== Extracted material

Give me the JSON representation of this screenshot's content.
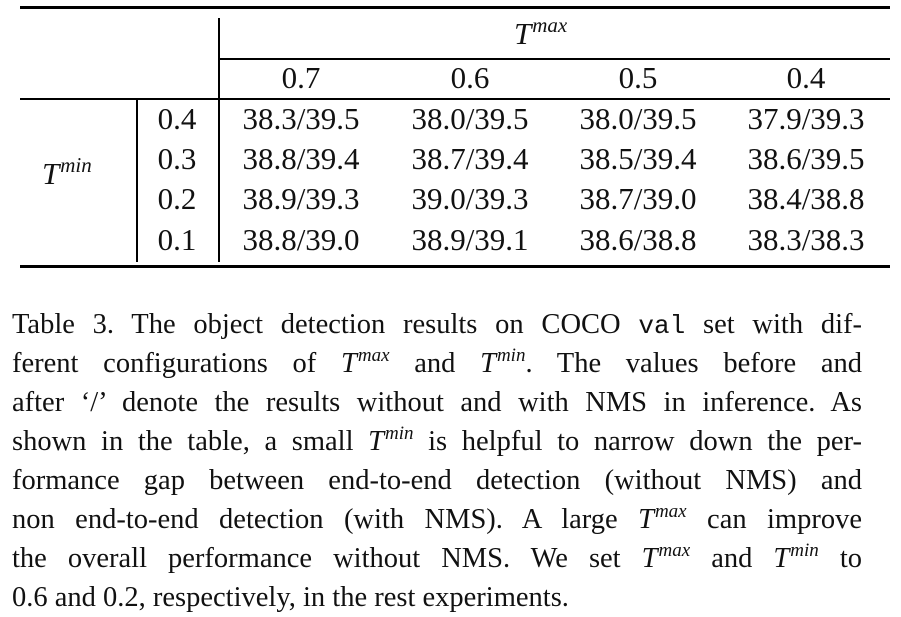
{
  "table": {
    "col_group": {
      "base": "T",
      "sup": "max"
    },
    "row_group": {
      "base": "T",
      "sup": "min"
    },
    "col_headers": [
      "0.7",
      "0.6",
      "0.5",
      "0.4"
    ],
    "rows": [
      {
        "label": "0.4",
        "cells": [
          "38.3/39.5",
          "38.0/39.5",
          "38.0/39.5",
          "37.9/39.3"
        ]
      },
      {
        "label": "0.3",
        "cells": [
          "38.8/39.4",
          "38.7/39.4",
          "38.5/39.4",
          "38.6/39.5"
        ]
      },
      {
        "label": "0.2",
        "cells": [
          "38.9/39.3",
          "39.0/39.3",
          "38.7/39.0",
          "38.4/38.8"
        ]
      },
      {
        "label": "0.1",
        "cells": [
          "38.8/39.0",
          "38.9/39.1",
          "38.6/38.8",
          "38.3/38.3"
        ]
      }
    ]
  },
  "caption": {
    "l1a": "Table 3.  The object detection results on COCO ",
    "l1code": "val",
    "l1b": " set with dif-",
    "l2a": "ferent configurations of ",
    "l2b": " and ",
    "l2c": ".  The values before and",
    "l3": "after ‘/’ denote the results without and with NMS in inference. As",
    "l4a": "shown in the table, a small ",
    "l4b": " is helpful to narrow down the per-",
    "l5": "formance gap between end-to-end detection (without NMS) and",
    "l6a": "non end-to-end detection (with NMS). A large ",
    "l6b": " can improve",
    "l7a": "the overall performance without NMS. We set ",
    "l7b": " and ",
    "l7c": " to",
    "l8": "0.6 and 0.2, respectively, in the rest experiments.",
    "t_base": "T",
    "max": "max",
    "min": "min"
  }
}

====

→ **Required task**
Collect each line containing the string "without".

→ **The response**
    "l3": "after ‘/’ denote the results without and with NMS in inference. As",
    "l5": "formance gap between end-to-end detection (without NMS) and",
    "l7a": "the overall performance without NMS. We set ",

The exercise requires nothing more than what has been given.